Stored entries
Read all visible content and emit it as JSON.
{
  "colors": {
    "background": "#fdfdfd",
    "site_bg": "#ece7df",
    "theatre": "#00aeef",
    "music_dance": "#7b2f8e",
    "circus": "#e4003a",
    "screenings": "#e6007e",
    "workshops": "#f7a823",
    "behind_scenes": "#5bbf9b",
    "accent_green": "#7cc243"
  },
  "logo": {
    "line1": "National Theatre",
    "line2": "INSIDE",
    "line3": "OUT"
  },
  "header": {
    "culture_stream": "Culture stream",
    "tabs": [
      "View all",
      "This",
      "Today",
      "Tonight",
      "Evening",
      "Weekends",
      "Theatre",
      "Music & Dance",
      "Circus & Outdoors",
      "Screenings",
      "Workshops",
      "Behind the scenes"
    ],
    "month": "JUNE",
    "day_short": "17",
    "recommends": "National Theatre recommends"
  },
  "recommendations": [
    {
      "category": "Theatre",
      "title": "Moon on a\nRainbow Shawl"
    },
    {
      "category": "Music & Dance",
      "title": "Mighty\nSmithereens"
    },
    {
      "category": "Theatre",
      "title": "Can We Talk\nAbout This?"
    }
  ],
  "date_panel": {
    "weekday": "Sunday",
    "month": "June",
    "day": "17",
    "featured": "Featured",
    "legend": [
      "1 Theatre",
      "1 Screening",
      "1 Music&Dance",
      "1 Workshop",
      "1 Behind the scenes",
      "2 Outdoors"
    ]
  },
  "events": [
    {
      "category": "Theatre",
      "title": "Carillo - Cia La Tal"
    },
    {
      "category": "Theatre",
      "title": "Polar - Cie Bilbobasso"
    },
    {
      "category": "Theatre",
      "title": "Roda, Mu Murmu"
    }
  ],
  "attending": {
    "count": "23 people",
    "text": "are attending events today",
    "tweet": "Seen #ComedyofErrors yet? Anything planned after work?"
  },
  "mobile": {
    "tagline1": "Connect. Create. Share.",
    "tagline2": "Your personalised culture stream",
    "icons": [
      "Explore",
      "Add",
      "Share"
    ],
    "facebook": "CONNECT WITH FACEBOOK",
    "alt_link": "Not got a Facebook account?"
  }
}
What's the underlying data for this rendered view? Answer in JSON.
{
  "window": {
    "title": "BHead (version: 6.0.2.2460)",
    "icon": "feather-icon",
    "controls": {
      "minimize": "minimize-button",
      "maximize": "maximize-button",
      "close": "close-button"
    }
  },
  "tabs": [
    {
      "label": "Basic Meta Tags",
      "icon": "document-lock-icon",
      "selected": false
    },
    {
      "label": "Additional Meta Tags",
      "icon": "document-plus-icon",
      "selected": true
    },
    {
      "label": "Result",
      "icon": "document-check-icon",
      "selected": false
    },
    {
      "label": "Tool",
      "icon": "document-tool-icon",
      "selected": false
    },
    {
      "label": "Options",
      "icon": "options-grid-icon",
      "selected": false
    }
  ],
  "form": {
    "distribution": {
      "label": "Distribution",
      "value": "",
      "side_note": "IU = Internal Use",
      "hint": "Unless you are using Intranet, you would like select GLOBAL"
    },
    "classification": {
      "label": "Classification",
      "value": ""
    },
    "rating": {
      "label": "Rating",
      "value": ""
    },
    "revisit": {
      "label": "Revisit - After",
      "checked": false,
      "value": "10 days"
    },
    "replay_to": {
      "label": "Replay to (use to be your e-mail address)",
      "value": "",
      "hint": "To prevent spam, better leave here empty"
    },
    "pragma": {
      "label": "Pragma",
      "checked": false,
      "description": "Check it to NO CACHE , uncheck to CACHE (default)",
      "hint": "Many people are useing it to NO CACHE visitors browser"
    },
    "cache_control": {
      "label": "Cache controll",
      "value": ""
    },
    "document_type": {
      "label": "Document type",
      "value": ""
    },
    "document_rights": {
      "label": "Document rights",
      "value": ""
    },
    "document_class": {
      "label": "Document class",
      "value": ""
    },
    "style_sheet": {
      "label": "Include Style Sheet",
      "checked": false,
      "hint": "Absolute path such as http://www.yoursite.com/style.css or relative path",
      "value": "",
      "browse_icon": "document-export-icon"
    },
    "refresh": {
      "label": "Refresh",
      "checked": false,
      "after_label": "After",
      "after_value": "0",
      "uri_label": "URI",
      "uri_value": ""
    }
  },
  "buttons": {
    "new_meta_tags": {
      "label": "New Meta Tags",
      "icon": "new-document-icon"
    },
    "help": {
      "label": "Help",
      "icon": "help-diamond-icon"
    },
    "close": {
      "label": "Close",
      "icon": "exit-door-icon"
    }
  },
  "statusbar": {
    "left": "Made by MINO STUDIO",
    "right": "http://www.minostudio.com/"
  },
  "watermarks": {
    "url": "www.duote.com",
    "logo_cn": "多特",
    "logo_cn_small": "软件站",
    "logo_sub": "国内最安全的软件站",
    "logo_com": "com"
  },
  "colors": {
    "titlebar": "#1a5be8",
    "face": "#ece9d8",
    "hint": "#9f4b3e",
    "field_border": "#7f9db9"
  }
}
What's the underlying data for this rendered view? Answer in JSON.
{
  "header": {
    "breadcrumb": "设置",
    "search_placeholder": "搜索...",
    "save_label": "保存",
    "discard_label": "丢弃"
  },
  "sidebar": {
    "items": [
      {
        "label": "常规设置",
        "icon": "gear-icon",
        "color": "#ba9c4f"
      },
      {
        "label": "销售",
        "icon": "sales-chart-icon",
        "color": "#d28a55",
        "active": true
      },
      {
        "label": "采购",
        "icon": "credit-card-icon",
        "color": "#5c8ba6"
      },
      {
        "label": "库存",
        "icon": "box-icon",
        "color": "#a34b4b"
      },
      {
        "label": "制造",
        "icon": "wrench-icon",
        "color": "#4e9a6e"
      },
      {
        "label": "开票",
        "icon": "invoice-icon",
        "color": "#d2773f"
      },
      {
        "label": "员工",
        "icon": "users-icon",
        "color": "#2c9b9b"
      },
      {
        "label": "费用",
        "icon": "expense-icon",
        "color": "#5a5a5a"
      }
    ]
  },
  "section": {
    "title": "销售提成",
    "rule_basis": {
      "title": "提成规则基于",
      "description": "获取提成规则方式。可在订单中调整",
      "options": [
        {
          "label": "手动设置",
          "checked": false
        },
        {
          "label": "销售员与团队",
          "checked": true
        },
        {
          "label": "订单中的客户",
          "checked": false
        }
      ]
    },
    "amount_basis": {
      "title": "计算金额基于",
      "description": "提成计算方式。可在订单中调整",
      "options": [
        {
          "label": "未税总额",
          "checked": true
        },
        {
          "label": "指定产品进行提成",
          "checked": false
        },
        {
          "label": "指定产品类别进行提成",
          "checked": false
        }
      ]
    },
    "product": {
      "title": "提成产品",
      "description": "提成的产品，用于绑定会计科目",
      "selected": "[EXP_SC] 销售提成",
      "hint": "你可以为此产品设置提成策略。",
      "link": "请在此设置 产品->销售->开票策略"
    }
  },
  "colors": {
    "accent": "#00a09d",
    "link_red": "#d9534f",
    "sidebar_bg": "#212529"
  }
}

- **Work required**
Recopy the entries above in their entirety, exactly.

- **Solution below**
Read all visible content and emit it as JSON.
{
  "colors": {
    "background": "#fdfdfd",
    "site_bg": "#ece7df",
    "theatre": "#00aeef",
    "music_dance": "#7b2f8e",
    "circus": "#e4003a",
    "screenings": "#e6007e",
    "workshops": "#f7a823",
    "behind_scenes": "#5bbf9b",
    "accent_green": "#7cc243"
  },
  "logo": {
    "line1": "National Theatre",
    "line2": "INSIDE",
    "line3": "OUT"
  },
  "header": {
    "culture_stream": "Culture stream",
    "tabs": [
      "View all",
      "This",
      "Today",
      "Tonight",
      "Evening",
      "Weekends",
      "Theatre",
      "Music & Dance",
      "Circus & Outdoors",
      "Screenings",
      "Workshops",
      "Behind the scenes"
    ],
    "month": "JUNE",
    "day_short": "17",
    "recommends": "National Theatre recommends"
  },
  "recommendations": [
    {
      "category": "Theatre",
      "title": "Moon on a\nRainbow Shawl"
    },
    {
      "category": "Music & Dance",
      "title": "Mighty\nSmithereens"
    },
    {
      "category": "Theatre",
      "title": "Can We Talk\nAbout This?"
    }
  ],
  "date_panel": {
    "weekday": "Sunday",
    "month": "June",
    "day": "17",
    "featured": "Featured",
    "legend": [
      "1 Theatre",
      "1 Screening",
      "1 Music&Dance",
      "1 Workshop",
      "1 Behind the scenes",
      "2 Outdoors"
    ]
  },
  "events": [
    {
      "category": "Theatre",
      "title": "Carillo - Cia La Tal"
    },
    {
      "category": "Theatre",
      "title": "Polar - Cie Bilbobasso"
    },
    {
      "category": "Theatre",
      "title": "Roda, Mu Murmu"
    }
  ],
  "attending": {
    "count": "23 people",
    "text": "are attending events today",
    "tweet": "Seen #ComedyofErrors yet? Anything planned after work?"
  },
  "mobile": {
    "tagline1": "Connect. Create. Share.",
    "tagline2": "Your personalised culture stream",
    "icons": [
      "Explore",
      "Add",
      "Share"
    ],
    "facebook": "CONNECT WITH FACEBOOK",
    "alt_link": "Not got a Facebook account?"
  }
}
What's the underlying data for this rendered view? Answer in JSON.
{
  "window": {
    "title": "BHead (version: 6.0.2.2460)",
    "icon": "feather-icon",
    "controls": {
      "minimize": "minimize-button",
      "maximize": "maximize-button",
      "close": "close-button"
    }
  },
  "tabs": [
    {
      "label": "Basic Meta Tags",
      "icon": "document-lock-icon",
      "selected": false
    },
    {
      "label": "Additional Meta Tags",
      "icon": "document-plus-icon",
      "selected": true
    },
    {
      "label": "Result",
      "icon": "document-check-icon",
      "selected": false
    },
    {
      "label": "Tool",
      "icon": "document-tool-icon",
      "selected": false
    },
    {
      "label": "Options",
      "icon": "options-grid-icon",
      "selected": false
    }
  ],
  "form": {
    "distribution": {
      "label": "Distribution",
      "value": "",
      "side_note": "IU = Internal Use",
      "hint": "Unless you are using Intranet, you would like select GLOBAL"
    },
    "classification": {
      "label": "Classification",
      "value": ""
    },
    "rating": {
      "label": "Rating",
      "value": ""
    },
    "revisit": {
      "label": "Revisit - After",
      "checked": false,
      "value": "10 days"
    },
    "replay_to": {
      "label": "Replay to (use to be your e-mail address)",
      "value": "",
      "hint": "To prevent spam, better leave here empty"
    },
    "pragma": {
      "label": "Pragma",
      "checked": false,
      "description": "Check it to NO CACHE , uncheck to CACHE (default)",
      "hint": "Many people are useing it to NO CACHE visitors browser"
    },
    "cache_control": {
      "label": "Cache controll",
      "value": ""
    },
    "document_type": {
      "label": "Document type",
      "value": ""
    },
    "document_rights": {
      "label": "Document rights",
      "value": ""
    },
    "document_class": {
      "label": "Document class",
      "value": ""
    },
    "style_sheet": {
      "label": "Include Style Sheet",
      "checked": false,
      "hint": "Absolute path such as http://www.yoursite.com/style.css or relative path",
      "value": "",
      "browse_icon": "document-export-icon"
    },
    "refresh": {
      "label": "Refresh",
      "checked": false,
      "after_label": "After",
      "after_value": "0",
      "uri_label": "URI",
      "uri_value": ""
    }
  },
  "buttons": {
    "new_meta_tags": {
      "label": "New Meta Tags",
      "icon": "new-document-icon"
    },
    "help": {
      "label": "Help",
      "icon": "help-diamond-icon"
    },
    "close": {
      "label": "Close",
      "icon": "exit-door-icon"
    }
  },
  "statusbar": {
    "left": "Made by MINO STUDIO",
    "right": "http://www.minostudio.com/"
  },
  "watermarks": {
    "url": "www.duote.com",
    "logo_cn": "多特",
    "logo_cn_small": "软件站",
    "logo_sub": "国内最安全的软件站",
    "logo_com": "com"
  },
  "colors": {
    "titlebar": "#1a5be8",
    "face": "#ece9d8",
    "hint": "#9f4b3e",
    "field_border": "#7f9db9"
  }
}
What's the underlying data for this rendered view? Answer in JSON.
{
  "header": {
    "breadcrumb": "设置",
    "search_placeholder": "搜索...",
    "save_label": "保存",
    "discard_label": "丢弃"
  },
  "sidebar": {
    "items": [
      {
        "label": "常规设置",
        "icon": "gear-icon",
        "color": "#ba9c4f"
      },
      {
        "label": "销售",
        "icon": "sales-chart-icon",
        "color": "#d28a55",
        "active": true
      },
      {
        "label": "采购",
        "icon": "credit-card-icon",
        "color": "#5c8ba6"
      },
      {
        "label": "库存",
        "icon": "box-icon",
        "color": "#a34b4b"
      },
      {
        "label": "制造",
        "icon": "wrench-icon",
        "color": "#4e9a6e"
      },
      {
        "label": "开票",
        "icon": "invoice-icon",
        "color": "#d2773f"
      },
      {
        "label": "员工",
        "icon": "users-icon",
        "color": "#2c9b9b"
      },
      {
        "label": "费用",
        "icon": "expense-icon",
        "color": "#5a5a5a"
      }
    ]
  },
  "section": {
    "title": "销售提成",
    "rule_basis": {
      "title": "提成规则基于",
      "description": "获取提成规则方式。可在订单中调整",
      "options": [
        {
          "label": "手动设置",
          "checked": false
        },
        {
          "label": "销售员与团队",
          "checked": true
        },
        {
          "label": "订单中的客户",
          "checked": false
        }
      ]
    },
    "amount_basis": {
      "title": "计算金额基于",
      "description": "提成计算方式。可在订单中调整",
      "options": [
        {
          "label": "未税总额",
          "checked": true
        },
        {
          "label": "指定产品进行提成",
          "checked": false
        },
        {
          "label": "指定产品类别进行提成",
          "checked": false
        }
      ]
    },
    "product": {
      "title": "提成产品",
      "description": "提成的产品，用于绑定会计科目",
      "selected": "[EXP_SC] 销售提成",
      "hint": "你可以为此产品设置提成策略。",
      "link": "请在此设置 产品->销售->开票策略"
    }
  },
  "colors": {
    "accent": "#00a09d",
    "link_red": "#d9534f",
    "sidebar_bg": "#212529"
  }
}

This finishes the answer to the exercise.